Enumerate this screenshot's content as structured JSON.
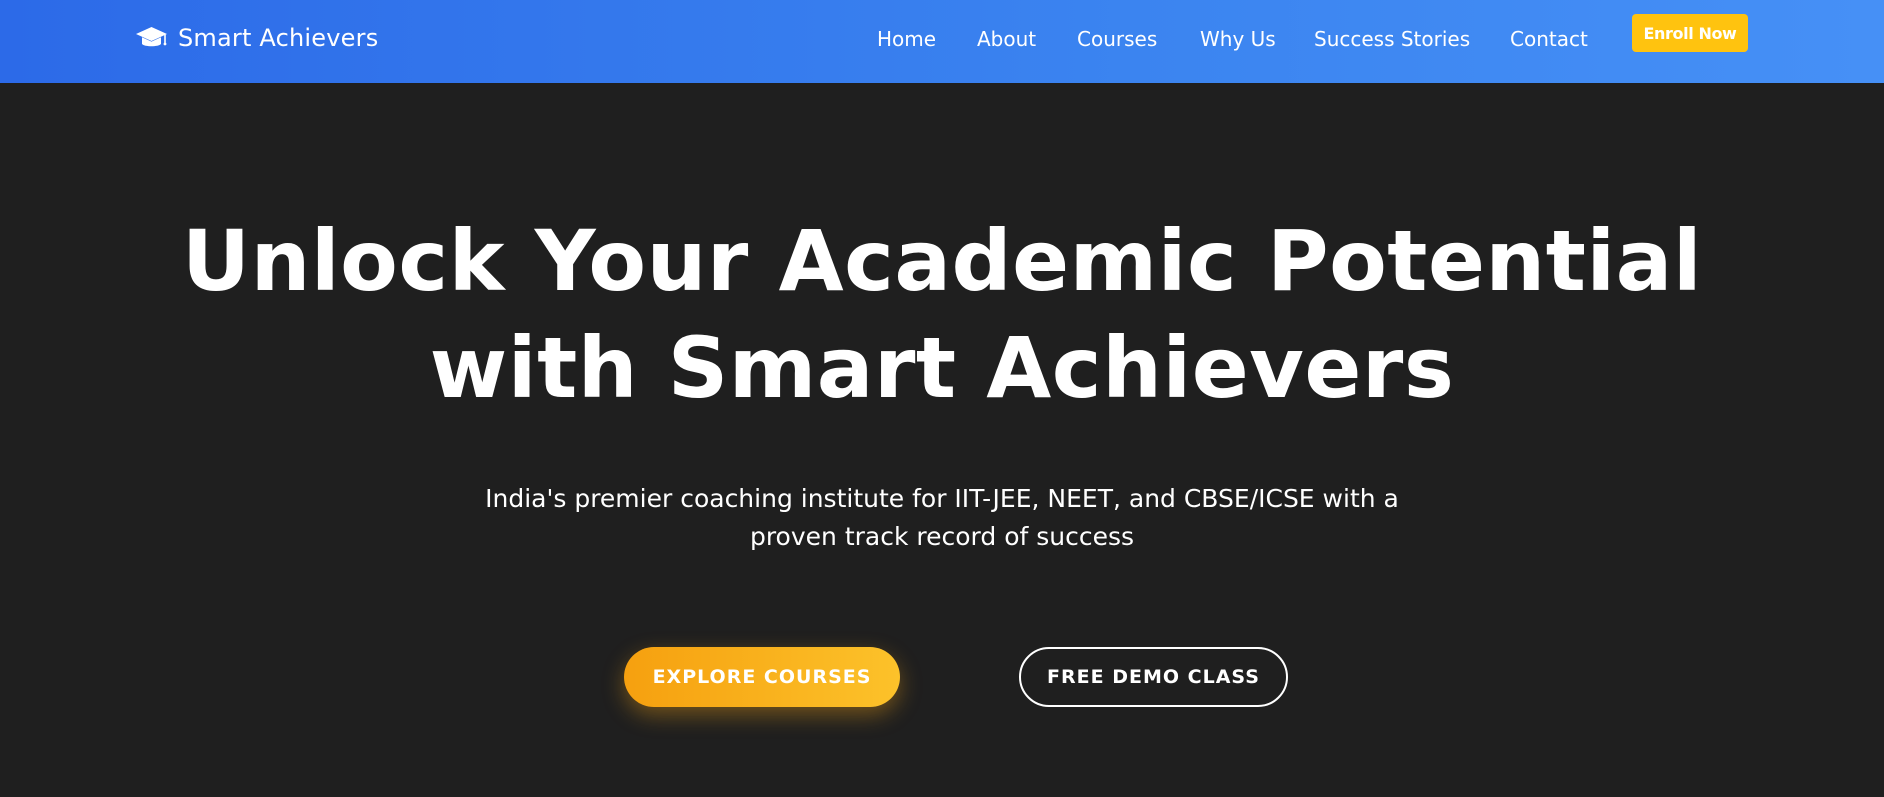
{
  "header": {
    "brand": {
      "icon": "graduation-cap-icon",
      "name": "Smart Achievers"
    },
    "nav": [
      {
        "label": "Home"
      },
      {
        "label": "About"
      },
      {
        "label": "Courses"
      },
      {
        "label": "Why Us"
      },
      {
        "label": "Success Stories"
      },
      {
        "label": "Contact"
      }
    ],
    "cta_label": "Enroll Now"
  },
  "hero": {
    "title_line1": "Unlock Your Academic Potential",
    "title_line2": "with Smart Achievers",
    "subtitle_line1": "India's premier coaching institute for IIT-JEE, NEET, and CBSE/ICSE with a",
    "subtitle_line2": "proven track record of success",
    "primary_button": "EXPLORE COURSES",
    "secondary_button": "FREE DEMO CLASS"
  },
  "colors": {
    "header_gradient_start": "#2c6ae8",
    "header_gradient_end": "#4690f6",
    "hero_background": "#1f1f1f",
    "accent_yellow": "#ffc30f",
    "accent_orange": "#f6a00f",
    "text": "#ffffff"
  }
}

» **EXERCISE DIRECTIONS**
From the entries above, copy each line holding "Achievers".

» **FINAL RESULT**
      "name": "Smart Achievers"
    "title_line2": "with Smart Achievers",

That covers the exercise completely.